(Stated task) Go over the entries below line by line, copying each one that contains the word "atom".

-----

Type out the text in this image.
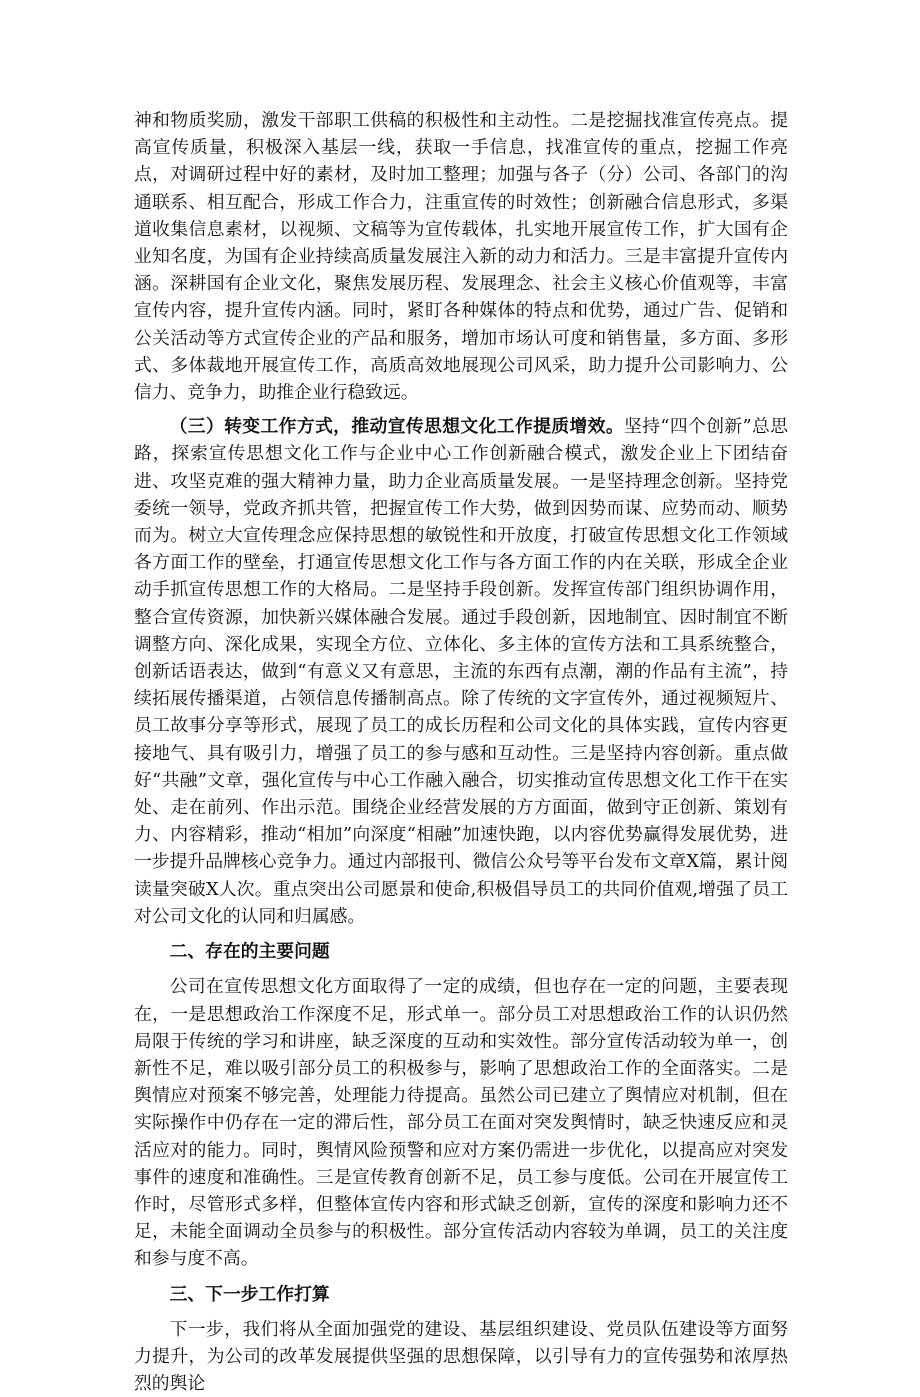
神和物质奖励，激发干部职工供稿的积极性和主动性。二是挖掘找准宣传亮点。提高宣传质量，积极深入基层一线，获取一手信息，找准宣传的重点，挖掘工作亮点，对调研过程中好的素材，及时加工整理；加强与各子（分）公司、各部门的沟通联系、相互配合，形成工作合力，注重宣传的时效性；创新融合信息形式，多渠道收集信息素材，以视频、文稿等为宣传载体，扎实地开展宣传工作，扩大国有企业知名度，为国有企业持续高质量发展注入新的动力和活力。三是丰富提升宣传内涵。深耕国有企业文化，聚焦发展历程、发展理念、社会主义核心价值观等，丰富宣传内容，提升宣传内涵。同时，紧盯各种媒体的特点和优势，通过广告、促销和公关活动等方式宣传企业的产品和服务，增加市场认可度和销售量，多方面、多形式、多体裁地开展宣传工作，高质高效地展现公司风采，助力提升公司影响力、公信力、竞争力，助推企业行稳致远。

（三）转变工作方式，推动宣传思想文化工作提质增效。坚持“四个创新”总思路，探索宣传思想文化工作与企业中心工作创新融合模式，激发企业上下团结奋进、攻坚克难的强大精神力量，助力企业高质量发展。一是坚持理念创新。坚持党委统一领导，党政齐抓共管，把握宣传工作大势，做到因势而谋、应势而动、顺势而为。树立大宣传理念应保持思想的敏锐性和开放度，打破宣传思想文化工作领域各方面工作的壁垒，打通宣传思想文化工作与各方面工作的内在关联，形成全企业动手抓宣传思想工作的大格局。二是坚持手段创新。发挥宣传部门组织协调作用，整合宣传资源，加快新兴媒体融合发展。通过手段创新，因地制宜、因时制宜不断调整方向、深化成果，实现全方位、立体化、多主体的宣传方法和工具系统整合，创新话语表达，做到“有意义又有意思，主流的东西有点潮，潮的作品有主流”，持续拓展传播渠道，占领信息传播制高点。除了传统的文字宣传外，通过视频短片、员工故事分享等形式，展现了员工的成长历程和公司文化的具体实践，宣传内容更接地气、具有吸引力，增强了员工的参与感和互动性。三是坚持内容创新。重点做好“共融”文章，强化宣传与中心工作融入融合，切实推动宣传思想文化工作干在实处、走在前列、作出示范。围绕企业经营发展的方方面面，做到守正创新、策划有力、内容精彩，推动“相加”向深度“相融”加速快跑，以内容优势赢得发展优势，进一步提升品牌核心竞争力。通过内部报刊、微信公众号等平台发布文章X篇，累计阅读量突破X人次。重点突出公司愿景和使命,积极倡导员工的共同价值观,增强了员工对公司文化的认同和归属感。

二、存在的主要问题

公司在宣传思想文化方面取得了一定的成绩，但也存在一定的问题，主要表现在，一是思想政治工作深度不足，形式单一。部分员工对思想政治工作的认识仍然局限于传统的学习和讲座，缺乏深度的互动和实效性。部分宣传活动较为单一，创新性不足，难以吸引部分员工的积极参与，影响了思想政治工作的全面落实。二是舆情应对预案不够完善，处理能力待提高。虽然公司已建立了舆情应对机制，但在实际操作中仍存在一定的滞后性，部分员工在面对突发舆情时，缺乏快速反应和灵活应对的能力。同时，舆情风险预警和应对方案仍需进一步优化，以提高应对突发事件的速度和准确性。三是宣传教育创新不足，员工参与度低。公司在开展宣传工作时，尽管形式多样，但整体宣传内容和形式缺乏创新，宣传的深度和影响力还不足，未能全面调动全员参与的积极性。部分宣传活动内容较为单调，员工的关注度和参与度不高。

三、下一步工作打算

下一步，我们将从全面加强党的建设、基层组织建设、党员队伍建设等方面努力提升，为公司的改革发展提供坚强的思想保障，以引导有力的宣传强势和浓厚热烈的舆论
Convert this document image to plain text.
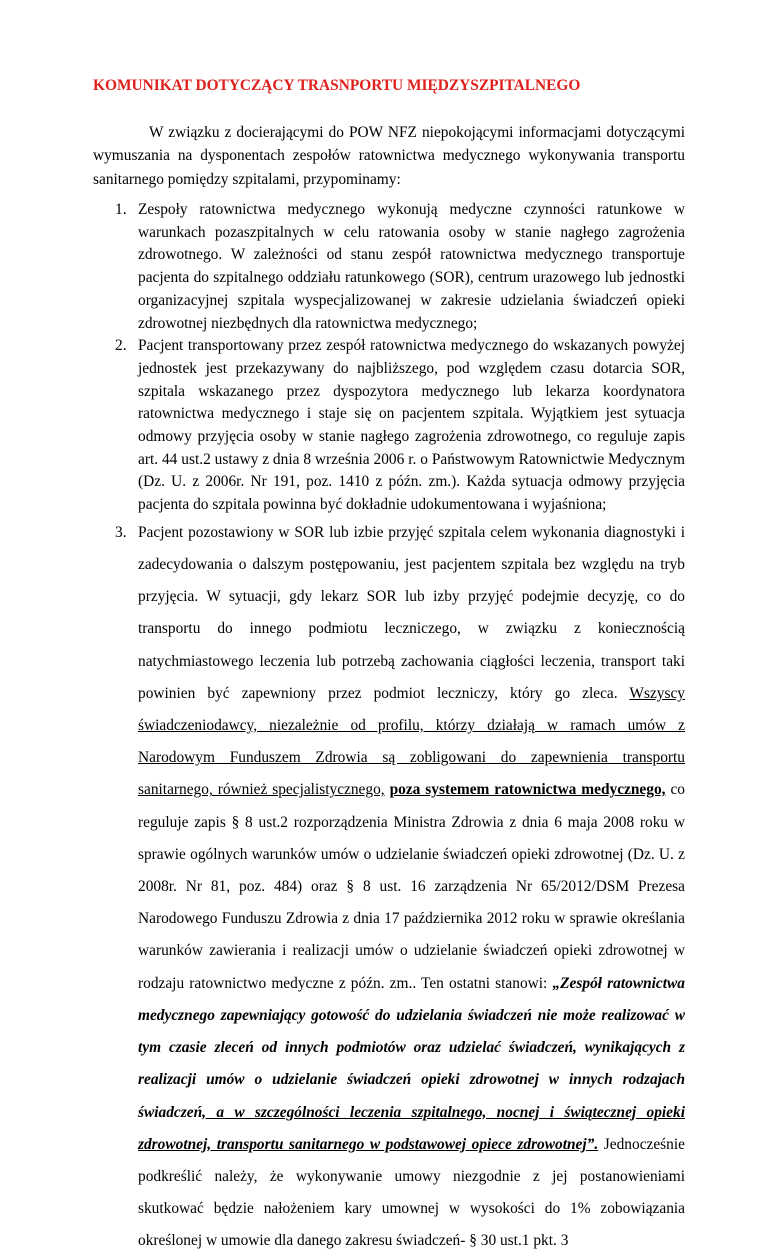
KOMUNIKAT DOTYCZĄCY TRASNPORTU MIĘDZYSZPITALNEGO

W związku z docierającymi do POW NFZ niepokojącymi informacjami dotyczącymi wymuszania na dysponentach zespołów ratownictwa medycznego wykonywania transportu sanitarnego pomiędzy szpitalami, przypominamy:

1. Zespoły ratownictwa medycznego wykonują medyczne czynności ratunkowe w warunkach pozaszpitalnych w celu ratowania osoby w stanie nagłego zagrożenia zdrowotnego. W zależności od stanu zespół ratownictwa medycznego transportuje pacjenta do szpitalnego oddziału ratunkowego (SOR), centrum urazowego lub jednostki organizacyjnej szpitala wyspecjalizowanej w zakresie udzielania świadczeń opieki zdrowotnej niezbędnych dla ratownictwa medycznego;
2. Pacjent transportowany przez zespół ratownictwa medycznego do wskazanych powyżej jednostek jest przekazywany do najbliższego, pod względem czasu dotarcia SOR, szpitala wskazanego przez dyspozytora medycznego lub lekarza koordynatora ratownictwa medycznego i staje się on pacjentem szpitala. Wyjątkiem jest sytuacja odmowy przyjęcia osoby w stanie nagłego zagrożenia zdrowotnego, co reguluje zapis art. 44 ust.2 ustawy z dnia 8 września 2006 r. o Państwowym Ratownictwie Medycznym (Dz. U. z 2006r. Nr 191, poz. 1410 z późn. zm.). Każda sytuacja odmowy przyjęcia pacjenta do szpitala powinna być dokładnie udokumentowana i wyjaśniona;
3. Pacjent pozostawiony w SOR lub izbie przyjęć szpitala celem wykonania diagnostyki i zadecydowania o dalszym postępowaniu, jest pacjentem szpitala bez względu na tryb przyjęcia. W sytuacji, gdy lekarz SOR lub izby przyjęć podejmie decyzję, co do transportu do innego podmiotu leczniczego, w związku z koniecznością natychmiastowego leczenia lub potrzebą zachowania ciągłości leczenia, transport taki powinien być zapewniony przez podmiot leczniczy, który go zleca. Wszyscy świadczeniodawcy, niezależnie od profilu, którzy działają w ramach umów z Narodowym Funduszem Zdrowia są zobligowani do zapewnienia transportu sanitarnego, również specjalistycznego, poza systemem ratownictwa medycznego, co reguluje zapis § 8 ust.2 rozporządzenia Ministra Zdrowia z dnia 6 maja 2008 roku w sprawie ogólnych warunków umów o udzielanie świadczeń opieki zdrowotnej (Dz. U. z 2008r. Nr 81, poz. 484) oraz § 8 ust. 16 zarządzenia Nr 65/2012/DSM Prezesa Narodowego Funduszu Zdrowia z dnia 17 października 2012 roku w sprawie określania warunków zawierania i realizacji umów o udzielanie świadczeń opieki zdrowotnej w rodzaju ratownictwo medyczne z późn. zm.. Ten ostatni stanowi: „Zespół ratownictwa medycznego zapewniający gotowość do udzielania świadczeń nie może realizować w tym czasie zleceń od innych podmiotów oraz udzielać świadczeń, wynikających z realizacji umów o udzielanie świadczeń opieki zdrowotnej w innych rodzajach świadczeń, a w szczególności leczenia szpitalnego, nocnej i świątecznej opieki zdrowotnej, transportu sanitarnego w podstawowej opiece zdrowotnej”. Jednocześnie podkreślić należy, że wykonywanie umowy niezgodnie z jej postanowieniami skutkować będzie nałożeniem kary umownej w wysokości do 1% zobowiązania określonej w umowie dla danego zakresu świadczeń- § 30 ust.1 pkt. 3
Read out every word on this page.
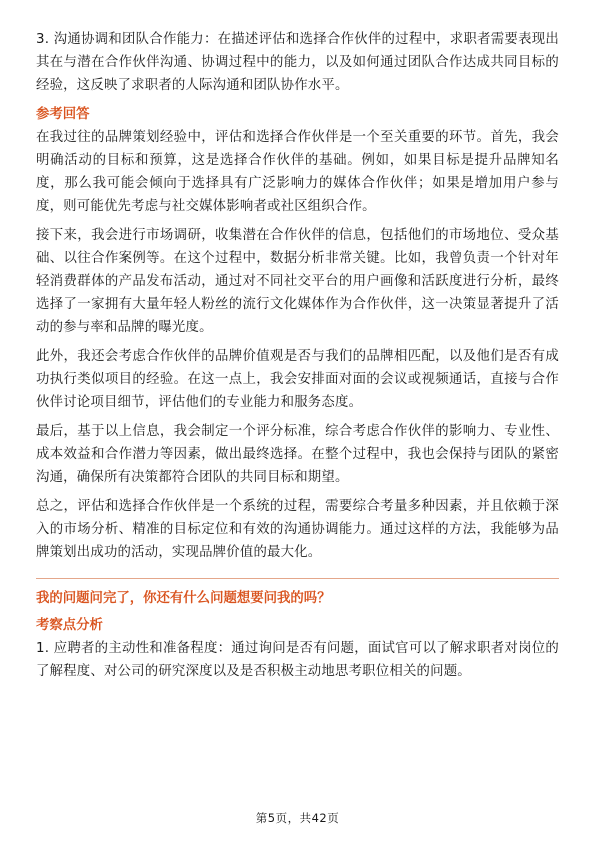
3. 沟通协调和团队合作能力：在描述评估和选择合作伙伴的过程中，求职者需要表现出其在与潜在合作伙伴沟通、协调过程中的能力，以及如何通过团队合作达成共同目标的经验，这反映了求职者的人际沟通和团队协作水平。

参考回答

在我过往的品牌策划经验中，评估和选择合作伙伴是一个至关重要的环节。首先，我会明确活动的目标和预算，这是选择合作伙伴的基础。例如，如果目标是提升品牌知名度，那么我可能会倾向于选择具有广泛影响力的媒体合作伙伴；如果是增加用户参与度，则可能优先考虑与社交媒体影响者或社区组织合作。

接下来，我会进行市场调研，收集潜在合作伙伴的信息，包括他们的市场地位、受众基础、以往合作案例等。在这个过程中，数据分析非常关键。比如，我曾负责一个针对年轻消费群体的产品发布活动，通过对不同社交平台的用户画像和活跃度进行分析，最终选择了一家拥有大量年轻人粉丝的流行文化媒体作为合作伙伴，这一决策显著提升了活动的参与率和品牌的曝光度。

此外，我还会考虑合作伙伴的品牌价值观是否与我们的品牌相匹配，以及他们是否有成功执行类似项目的经验。在这一点上，我会安排面对面的会议或视频通话，直接与合作伙伴讨论项目细节，评估他们的专业能力和服务态度。

最后，基于以上信息，我会制定一个评分标准，综合考虑合作伙伴的影响力、专业性、成本效益和合作潜力等因素，做出最终选择。在整个过程中，我也会保持与团队的紧密沟通，确保所有决策都符合团队的共同目标和期望。

总之，评估和选择合作伙伴是一个系统的过程，需要综合考量多种因素，并且依赖于深入的市场分析、精准的目标定位和有效的沟通协调能力。通过这样的方法，我能够为品牌策划出成功的活动，实现品牌价值的最大化。

我的问题问完了，你还有什么问题想要问我的吗？
考察点分析

1. 应聘者的主动性和准备程度：通过询问是否有问题，面试官可以了解求职者对岗位的了解程度、对公司的研究深度以及是否积极主动地思考职位相关的问题。

第5页，共42页
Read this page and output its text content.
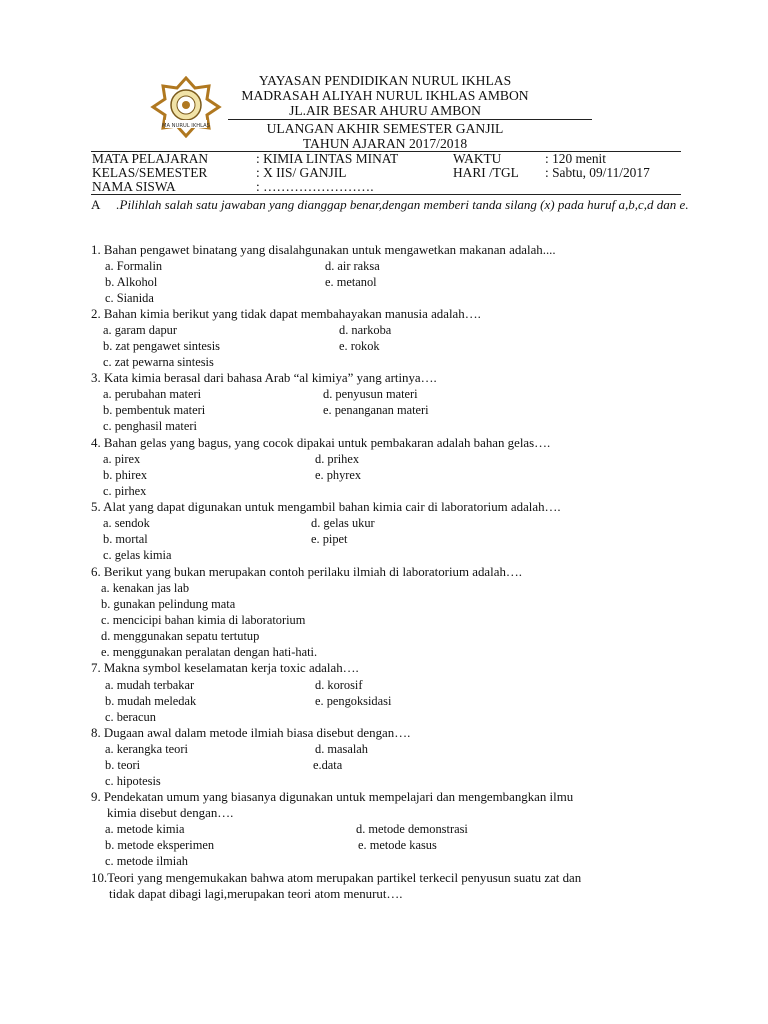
MA NURUL IKHLAS
YAYASAN PENDIDIKAN NURUL IKHLAS
MADRASAH ALIYAH NURUL IKHLAS AMBON
JL.AIR BESAR AHURU AMBON
ULANGAN AKHIR SEMESTER GANJIL
TAHUN AJARAN 2017/2018
MATA PELAJARAN	: KIMIA LINTAS MINAT	WAKTU	: 120 menit
KELAS/SEMESTER	: X IIS/ GANJIL	HARI /TGL : Sabtu, 09/11/2017
NAMA SISWA	: …………………….
A .Pilihlah salah satu jawaban yang dianggap benar,dengan memberi tanda silang (x) pada huruf a,b,c,d dan e.
1. Bahan pengawet binatang yang disalahgunakan untuk mengawetkan makanan adalah....
a. Formalin	d. air raksa
b. Alkohol	e. metanol
c. Sianida
2. Bahan kimia berikut yang tidak dapat membahayakan manusia adalah….
a. garam dapur	d. narkoba
b. zat pengawet sintesis	e. rokok
c. zat pewarna sintesis
3. Kata kimia berasal dari bahasa Arab “al kimiya” yang artinya….
a. perubahan materi	d. penyusun materi
b. pembentuk materi	e. penanganan materi
c. penghasil materi
4. Bahan gelas yang bagus, yang cocok dipakai untuk pembakaran adalah bahan gelas….
a. pirex	d. prihex
b. phirex	e. phyrex
c. pirhex
5. Alat yang dapat digunakan untuk mengambil bahan kimia cair di laboratorium adalah….
a. sendok	d. gelas ukur
b. mortal	e. pipet
c. gelas kimia
6. Berikut yang bukan merupakan contoh perilaku ilmiah di laboratorium adalah….
a. kenakan jas lab
b. gunakan pelindung mata
c. mencicipi bahan kimia di laboratorium
d. menggunakan sepatu tertutup
e. menggunakan peralatan dengan hati-hati.
7. Makna symbol keselamatan kerja toxic adalah….
a. mudah terbakar	d. korosif
b. mudah meledak	e. pengoksidasi
c. beracun
8. Dugaan awal dalam metode ilmiah biasa disebut dengan….
a. kerangka teori	d. masalah
b. teori	e.data
c. hipotesis
9. Pendekatan umum yang biasanya digunakan untuk mempelajari dan mengembangkan ilmu
kimia disebut dengan….
a. metode kimia	d. metode demonstrasi
b. metode eksperimen	e. metode kasus
c. metode ilmiah
10.Teori yang mengemukakan bahwa atom merupakan partikel terkecil penyusun suatu zat dan
tidak dapat dibagi lagi,merupakan teori atom menurut….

-----

(Task solution)
10.Teori yang mengemukakan bahwa atom merupakan partikel terkecil penyusun suatu zat dan
tidak dapat dibagi lagi,merupakan teori atom menurut….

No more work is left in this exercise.